DATASET ENTRIES:
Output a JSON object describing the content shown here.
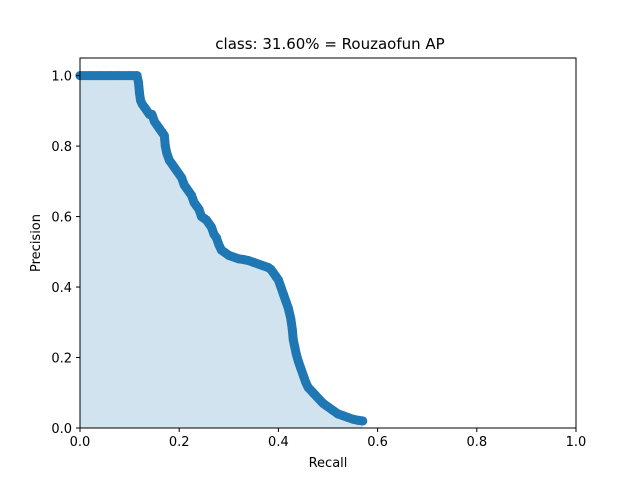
{
  "chart_data": {
    "type": "area",
    "title": "class: 31.60% = Rouzaofun AP",
    "xlabel": "Recall",
    "ylabel": "Precision",
    "xlim": [
      0,
      1
    ],
    "ylim": [
      0,
      1.05
    ],
    "x_ticks": [
      "0.0",
      "0.2",
      "0.4",
      "0.6",
      "0.8",
      "1.0"
    ],
    "y_ticks": [
      "0.0",
      "0.2",
      "0.4",
      "0.6",
      "0.8",
      "1.0"
    ],
    "grid": false,
    "colors": {
      "line": "#1f77b4",
      "fill": "#d2e3f0"
    },
    "series": [
      {
        "x": [
          0.0,
          0.02,
          0.04,
          0.06,
          0.08,
          0.1,
          0.115,
          0.118,
          0.12,
          0.122,
          0.125,
          0.13,
          0.135,
          0.14,
          0.145,
          0.15,
          0.155,
          0.16,
          0.165,
          0.17,
          0.172,
          0.175,
          0.18,
          0.185,
          0.19,
          0.195,
          0.2,
          0.205,
          0.21,
          0.215,
          0.22,
          0.225,
          0.23,
          0.235,
          0.24,
          0.245,
          0.25,
          0.255,
          0.26,
          0.265,
          0.27,
          0.275,
          0.28,
          0.285,
          0.29,
          0.3,
          0.31,
          0.32,
          0.33,
          0.34,
          0.35,
          0.36,
          0.37,
          0.38,
          0.385,
          0.39,
          0.395,
          0.4,
          0.405,
          0.41,
          0.415,
          0.42,
          0.425,
          0.428,
          0.43,
          0.433,
          0.436,
          0.44,
          0.445,
          0.45,
          0.455,
          0.46,
          0.47,
          0.48,
          0.49,
          0.5,
          0.51,
          0.52,
          0.53,
          0.54,
          0.55,
          0.56,
          0.57
        ],
        "y": [
          1.0,
          1.0,
          1.0,
          1.0,
          1.0,
          1.0,
          1.0,
          0.98,
          0.95,
          0.93,
          0.92,
          0.91,
          0.9,
          0.89,
          0.89,
          0.87,
          0.86,
          0.85,
          0.84,
          0.83,
          0.8,
          0.78,
          0.76,
          0.75,
          0.74,
          0.73,
          0.72,
          0.71,
          0.69,
          0.68,
          0.67,
          0.66,
          0.64,
          0.63,
          0.62,
          0.6,
          0.595,
          0.59,
          0.58,
          0.57,
          0.55,
          0.54,
          0.52,
          0.505,
          0.5,
          0.49,
          0.485,
          0.48,
          0.478,
          0.475,
          0.47,
          0.465,
          0.46,
          0.455,
          0.45,
          0.44,
          0.43,
          0.42,
          0.4,
          0.38,
          0.36,
          0.34,
          0.31,
          0.28,
          0.25,
          0.23,
          0.21,
          0.19,
          0.17,
          0.15,
          0.13,
          0.115,
          0.1,
          0.085,
          0.07,
          0.06,
          0.05,
          0.04,
          0.035,
          0.03,
          0.025,
          0.022,
          0.02
        ]
      }
    ]
  }
}
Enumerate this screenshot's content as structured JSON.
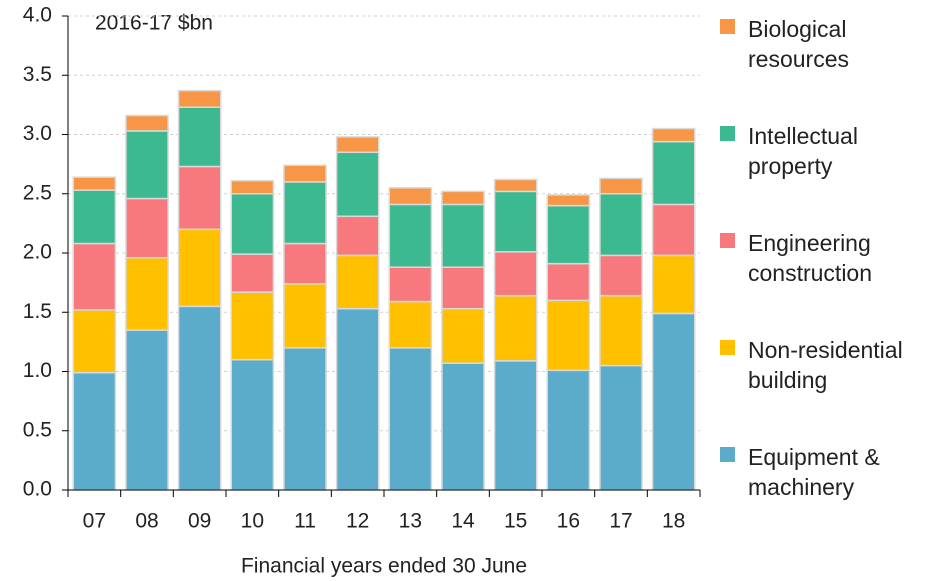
{
  "chart_data": {
    "type": "bar",
    "stacked": true,
    "annotation": "2016-17 $bn",
    "x_label": "Financial years ended 30 June",
    "categories": [
      "07",
      "08",
      "09",
      "10",
      "11",
      "12",
      "13",
      "14",
      "15",
      "16",
      "17",
      "18"
    ],
    "series": [
      {
        "name": "Equipment & machinery",
        "color": "#5BACCA",
        "values": [
          0.99,
          1.35,
          1.55,
          1.1,
          1.2,
          1.53,
          1.2,
          1.07,
          1.09,
          1.01,
          1.05,
          1.49
        ]
      },
      {
        "name": "Non-residential building",
        "color": "#FFC000",
        "values": [
          0.53,
          0.61,
          0.65,
          0.57,
          0.54,
          0.45,
          0.39,
          0.46,
          0.55,
          0.59,
          0.59,
          0.49
        ]
      },
      {
        "name": "Engineering construction",
        "color": "#F7797D",
        "values": [
          0.56,
          0.5,
          0.53,
          0.32,
          0.34,
          0.33,
          0.29,
          0.35,
          0.37,
          0.31,
          0.34,
          0.43
        ]
      },
      {
        "name": "Intellectual property",
        "color": "#3DB991",
        "values": [
          0.45,
          0.57,
          0.5,
          0.51,
          0.52,
          0.54,
          0.53,
          0.53,
          0.51,
          0.49,
          0.52,
          0.53
        ]
      },
      {
        "name": "Biological resources",
        "color": "#F79646",
        "values": [
          0.11,
          0.13,
          0.14,
          0.11,
          0.14,
          0.13,
          0.14,
          0.11,
          0.1,
          0.09,
          0.13,
          0.11
        ]
      }
    ],
    "ylim": [
      0,
      4
    ],
    "yticks": [
      {
        "value": 0,
        "label": "0.0"
      },
      {
        "value": 0.5,
        "label": "0.5"
      },
      {
        "value": 1,
        "label": "1.0"
      },
      {
        "value": 1.5,
        "label": "1.5"
      },
      {
        "value": 2,
        "label": "2.0"
      },
      {
        "value": 2.5,
        "label": "2.5"
      },
      {
        "value": 3,
        "label": "3.0"
      },
      {
        "value": 3.5,
        "label": "3.5"
      },
      {
        "value": 4,
        "label": "4.0"
      }
    ],
    "grid": true
  }
}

TASK DESCRIPTION:
Print all entries exactly. The images do not belong in the copy.

OUTPUT OF THE TASK:
Output a JSON object describing the content shown here.
{
  "chart_data": {
    "type": "area",
    "title": "class: 31.60% = Rouzaofun AP",
    "xlabel": "Recall",
    "ylabel": "Precision",
    "xlim": [
      0,
      1
    ],
    "ylim": [
      0,
      1.05
    ],
    "x_ticks": [
      "0.0",
      "0.2",
      "0.4",
      "0.6",
      "0.8",
      "1.0"
    ],
    "y_ticks": [
      "0.0",
      "0.2",
      "0.4",
      "0.6",
      "0.8",
      "1.0"
    ],
    "grid": false,
    "colors": {
      "line": "#1f77b4",
      "fill": "#d2e3f0"
    },
    "series": [
      {
        "x": [
          0.0,
          0.02,
          0.04,
          0.06,
          0.08,
          0.1,
          0.115,
          0.118,
          0.12,
          0.122,
          0.125,
          0.13,
          0.135,
          0.14,
          0.145,
          0.15,
          0.155,
          0.16,
          0.165,
          0.17,
          0.172,
          0.175,
          0.18,
          0.185,
          0.19,
          0.195,
          0.2,
          0.205,
          0.21,
          0.215,
          0.22,
          0.225,
          0.23,
          0.235,
          0.24,
          0.245,
          0.25,
          0.255,
          0.26,
          0.265,
          0.27,
          0.275,
          0.28,
          0.285,
          0.29,
          0.3,
          0.31,
          0.32,
          0.33,
          0.34,
          0.35,
          0.36,
          0.37,
          0.38,
          0.385,
          0.39,
          0.395,
          0.4,
          0.405,
          0.41,
          0.415,
          0.42,
          0.425,
          0.428,
          0.43,
          0.433,
          0.436,
          0.44,
          0.445,
          0.45,
          0.455,
          0.46,
          0.47,
          0.48,
          0.49,
          0.5,
          0.51,
          0.52,
          0.53,
          0.54,
          0.55,
          0.56,
          0.57
        ],
        "y": [
          1.0,
          1.0,
          1.0,
          1.0,
          1.0,
          1.0,
          1.0,
          0.98,
          0.95,
          0.93,
          0.92,
          0.91,
          0.9,
          0.89,
          0.89,
          0.87,
          0.86,
          0.85,
          0.84,
          0.83,
          0.8,
          0.78,
          0.76,
          0.75,
          0.74,
          0.73,
          0.72,
          0.71,
          0.69,
          0.68,
          0.67,
          0.66,
          0.64,
          0.63,
          0.62,
          0.6,
          0.595,
          0.59,
          0.58,
          0.57,
          0.55,
          0.54,
          0.52,
          0.505,
          0.5,
          0.49,
          0.485,
          0.48,
          0.478,
          0.475,
          0.47,
          0.465,
          0.46,
          0.455,
          0.45,
          0.44,
          0.43,
          0.42,
          0.4,
          0.38,
          0.36,
          0.34,
          0.31,
          0.28,
          0.25,
          0.23,
          0.21,
          0.19,
          0.17,
          0.15,
          0.13,
          0.115,
          0.1,
          0.085,
          0.07,
          0.06,
          0.05,
          0.04,
          0.035,
          0.03,
          0.025,
          0.022,
          0.02
        ]
      }
    ]
  }
}
Enumerate this screenshot's content as structured JSON.
{
  "chart_data": {
    "type": "bar",
    "stacked": true,
    "annotation": "2016-17 $bn",
    "x_label": "Financial years ended 30 June",
    "categories": [
      "07",
      "08",
      "09",
      "10",
      "11",
      "12",
      "13",
      "14",
      "15",
      "16",
      "17",
      "18"
    ],
    "series": [
      {
        "name": "Equipment & machinery",
        "color": "#5BACCA",
        "values": [
          0.99,
          1.35,
          1.55,
          1.1,
          1.2,
          1.53,
          1.2,
          1.07,
          1.09,
          1.01,
          1.05,
          1.49
        ]
      },
      {
        "name": "Non-residential building",
        "color": "#FFC000",
        "values": [
          0.53,
          0.61,
          0.65,
          0.57,
          0.54,
          0.45,
          0.39,
          0.46,
          0.55,
          0.59,
          0.59,
          0.49
        ]
      },
      {
        "name": "Engineering construction",
        "color": "#F7797D",
        "values": [
          0.56,
          0.5,
          0.53,
          0.32,
          0.34,
          0.33,
          0.29,
          0.35,
          0.37,
          0.31,
          0.34,
          0.43
        ]
      },
      {
        "name": "Intellectual property",
        "color": "#3DB991",
        "values": [
          0.45,
          0.57,
          0.5,
          0.51,
          0.52,
          0.54,
          0.53,
          0.53,
          0.51,
          0.49,
          0.52,
          0.53
        ]
      },
      {
        "name": "Biological resources",
        "color": "#F79646",
        "values": [
          0.11,
          0.13,
          0.14,
          0.11,
          0.14,
          0.13,
          0.14,
          0.11,
          0.1,
          0.09,
          0.13,
          0.11
        ]
      }
    ],
    "ylim": [
      0,
      4
    ],
    "yticks": [
      {
        "value": 0,
        "label": "0.0"
      },
      {
        "value": 0.5,
        "label": "0.5"
      },
      {
        "value": 1,
        "label": "1.0"
      },
      {
        "value": 1.5,
        "label": "1.5"
      },
      {
        "value": 2,
        "label": "2.0"
      },
      {
        "value": 2.5,
        "label": "2.5"
      },
      {
        "value": 3,
        "label": "3.0"
      },
      {
        "value": 3.5,
        "label": "3.5"
      },
      {
        "value": 4,
        "label": "4.0"
      }
    ],
    "grid": true
  }
}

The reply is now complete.